SUPPLIED DATA |

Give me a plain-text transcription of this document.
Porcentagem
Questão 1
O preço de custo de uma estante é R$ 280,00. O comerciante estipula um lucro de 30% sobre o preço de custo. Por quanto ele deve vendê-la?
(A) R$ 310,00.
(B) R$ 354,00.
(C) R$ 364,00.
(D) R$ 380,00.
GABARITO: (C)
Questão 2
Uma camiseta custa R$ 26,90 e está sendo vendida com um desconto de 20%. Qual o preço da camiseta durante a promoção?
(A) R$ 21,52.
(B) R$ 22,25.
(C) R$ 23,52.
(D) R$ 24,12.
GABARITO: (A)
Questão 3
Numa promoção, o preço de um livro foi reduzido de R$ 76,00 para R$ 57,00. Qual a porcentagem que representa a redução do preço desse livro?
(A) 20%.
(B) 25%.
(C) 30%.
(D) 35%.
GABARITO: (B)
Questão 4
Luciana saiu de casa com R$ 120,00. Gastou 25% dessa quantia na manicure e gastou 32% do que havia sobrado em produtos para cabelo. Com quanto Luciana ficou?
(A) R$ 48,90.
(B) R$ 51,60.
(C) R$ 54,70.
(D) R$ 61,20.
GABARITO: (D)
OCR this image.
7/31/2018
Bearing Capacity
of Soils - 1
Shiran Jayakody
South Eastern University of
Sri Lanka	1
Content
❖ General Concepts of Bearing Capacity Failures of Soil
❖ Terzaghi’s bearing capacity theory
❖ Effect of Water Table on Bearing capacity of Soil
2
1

WHAT THE EXERCISE ASKS | Copy out all of the records shown above exactly.

CORRECT RESULT |
Give me a plain-text transcription of this document.
Porcentagem
Questão 1
O preço de custo de uma estante é R$ 280,00. O comerciante estipula um lucro de 30% sobre o preço de custo. Por quanto ele deve vendê-la?
(A) R$ 310,00.
(B) R$ 354,00.
(C) R$ 364,00.
(D) R$ 380,00.
GABARITO: (C)
Questão 2
Uma camiseta custa R$ 26,90 e está sendo vendida com um desconto de 20%. Qual o preço da camiseta durante a promoção?
(A) R$ 21,52.
(B) R$ 22,25.
(C) R$ 23,52.
(D) R$ 24,12.
GABARITO: (A)
Questão 3
Numa promoção, o preço de um livro foi reduzido de R$ 76,00 para R$ 57,00. Qual a porcentagem que representa a redução do preço desse livro?
(A) 20%.
(B) 25%.
(C) 30%.
(D) 35%.
GABARITO: (B)
Questão 4
Luciana saiu de casa com R$ 120,00. Gastou 25% dessa quantia na manicure e gastou 32% do que havia sobrado em produtos para cabelo. Com quanto Luciana ficou?
(A) R$ 48,90.
(B) R$ 51,60.
(C) R$ 54,70.
(D) R$ 61,20.
GABARITO: (D)
OCR this image.
7/31/2018
Bearing Capacity
of Soils - 1
Shiran Jayakody
South Eastern University of
Sri Lanka	1
Content
❖ General Concepts of Bearing Capacity Failures of Soil
❖ Terzaghi’s bearing capacity theory
❖ Effect of Water Table on Bearing capacity of Soil
2
1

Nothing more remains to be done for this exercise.